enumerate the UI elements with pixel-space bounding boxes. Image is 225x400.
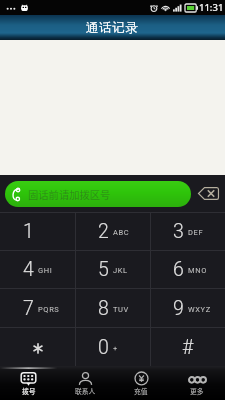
staticText: 联系人 <box>75 386 96 396</box>
staticText: ABC <box>113 228 130 237</box>
staticText: JKL <box>113 266 128 275</box>
button[interactable]: # <box>151 328 225 366</box>
staticText: DEF <box>188 228 204 237</box>
staticText: 5 <box>98 258 109 281</box>
button[interactable]: 4 <box>0 251 75 288</box>
staticText: 3 <box>173 220 184 243</box>
staticText: 0 <box>98 336 109 359</box>
staticText: MNO <box>188 266 207 275</box>
staticText: 8 <box>98 297 109 320</box>
staticText: 2 <box>98 220 109 243</box>
button[interactable]: Delete <box>192 175 225 212</box>
staticText: 固话前请加拨区号 <box>28 187 111 202</box>
button[interactable]: 9 <box>151 289 225 327</box>
button[interactable]: 5 <box>76 251 150 288</box>
button[interactable]: 拨号 <box>0 366 57 400</box>
button[interactable]: 更多 <box>169 366 225 400</box>
button[interactable]: 8 <box>76 289 150 327</box>
button[interactable] <box>0 328 75 366</box>
button[interactable]: 0 <box>76 328 150 366</box>
staticText: 9 <box>173 297 184 320</box>
staticText: TUV <box>113 305 129 314</box>
staticText: 4 <box>23 258 34 281</box>
staticText: 更多 <box>190 386 204 396</box>
button[interactable]: 7 <box>0 289 75 327</box>
button[interactable]: 联系人 <box>57 366 113 400</box>
staticText: 11:31 <box>199 1 224 14</box>
staticText: 1 <box>23 220 34 243</box>
button[interactable]: 1 <box>0 213 75 250</box>
staticText: 6 <box>173 258 184 281</box>
staticText: PQRS <box>38 305 60 314</box>
staticText: 拨号 <box>22 386 36 396</box>
button[interactable]: 2 <box>76 213 150 250</box>
button[interactable]: 充值 <box>113 366 169 400</box>
staticText: 充值 <box>134 386 148 396</box>
button[interactable]: 6 <box>151 251 225 288</box>
button[interactable]: 3 <box>151 213 225 250</box>
staticText: 7 <box>23 297 34 320</box>
button[interactable]: 固话前请加拨区号 <box>5 181 191 207</box>
staticText: + <box>113 344 118 353</box>
staticText: GHI <box>38 266 53 275</box>
staticText: 通话记录 <box>86 20 139 36</box>
staticText: WXYZ <box>188 305 211 314</box>
staticText: # <box>182 336 194 359</box>
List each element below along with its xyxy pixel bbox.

* * * * *

(Exercise) Lay out the rows above as a JSON list of strings, with one string for each line and no blank lines. Leave the pictures out.

(Exercise solution)
[
  "enumerate the UI elements with pixel-space bounding boxes. Image is 225x400.",
  "staticText: 联系人 <box>75 386 96 396</box>",
  "staticText: ABC <box>113 228 130 237</box>",
  "staticText: JKL <box>113 266 128 275</box>",
  "button[interactable]: # <box>151 328 225 366</box>",
  "staticText: DEF <box>188 228 204 237</box>",
  "staticText: 5 <box>98 258 109 281</box>",
  "button[interactable]: 4 <box>0 251 75 288</box>",
  "staticText: 3 <box>173 220 184 243</box>",
  "staticText: 0 <box>98 336 109 359</box>",
  "staticText: MNO <box>188 266 207 275</box>",
  "staticText: 8 <box>98 297 109 320</box>",
  "staticText: 2 <box>98 220 109 243</box>",
  "button[interactable]: Delete <box>192 175 225 212</box>",
  "staticText: 固话前请加拨区号 <box>28 187 111 202</box>",
  "button[interactable]: 9 <box>151 289 225 327</box>",
  "button[interactable]: 5 <box>76 251 150 288</box>",
  "button[interactable]: 拨号 <box>0 366 57 400</box>",
  "button[interactable]: 更多 <box>169 366 225 400</box>",
  "button[interactable]: 8 <box>76 289 150 327</box>",
  "button[interactable] <box>0 328 75 366</box>",
  "button[interactable]: 0 <box>76 328 150 366</box>",
  "staticText: 9 <box>173 297 184 320</box>",
  "staticText: TUV <box>113 305 129 314</box>",
  "staticText: 4 <box>23 258 34 281</box>",
  "staticText: 更多 <box>190 386 204 396</box>",
  "button[interactable]: 7 <box>0 289 75 327</box>",
  "button[interactable]: 联系人 <box>57 366 113 400</box>",
  "staticText: 11:31 <box>199 1 224 14</box>",
  "staticText: 1 <box>23 220 34 243</box>",
  "button[interactable]: 1 <box>0 213 75 250</box>",
  "staticText: 6 <box>173 258 184 281</box>",
  "staticText: PQRS <box>38 305 60 314</box>",
  "staticText: 拨号 <box>22 386 36 396</box>",
  "button[interactable]: 2 <box>76 213 150 250</box>",
  "button[interactable]: 充值 <box>113 366 169 400</box>",
  "staticText: 充值 <box>134 386 148 396</box>",
  "button[interactable]: 6 <box>151 251 225 288</box>",
  "button[interactable]: 3 <box>151 213 225 250</box>",
  "staticText: 7 <box>23 297 34 320</box>",
  "button[interactable]: 固话前请加拨区号 <box>5 181 191 207</box>",
  "staticText: + <box>113 344 118 353</box>",
  "staticText: GHI <box>38 266 53 275</box>",
  "staticText: 通话记录 <box>86 20 139 36</box>",
  "staticText: WXYZ <box>188 305 211 314</box>",
  "staticText: # <box>182 336 194 359</box>",
  "List each element below along with its xyxy pixel bbox."
]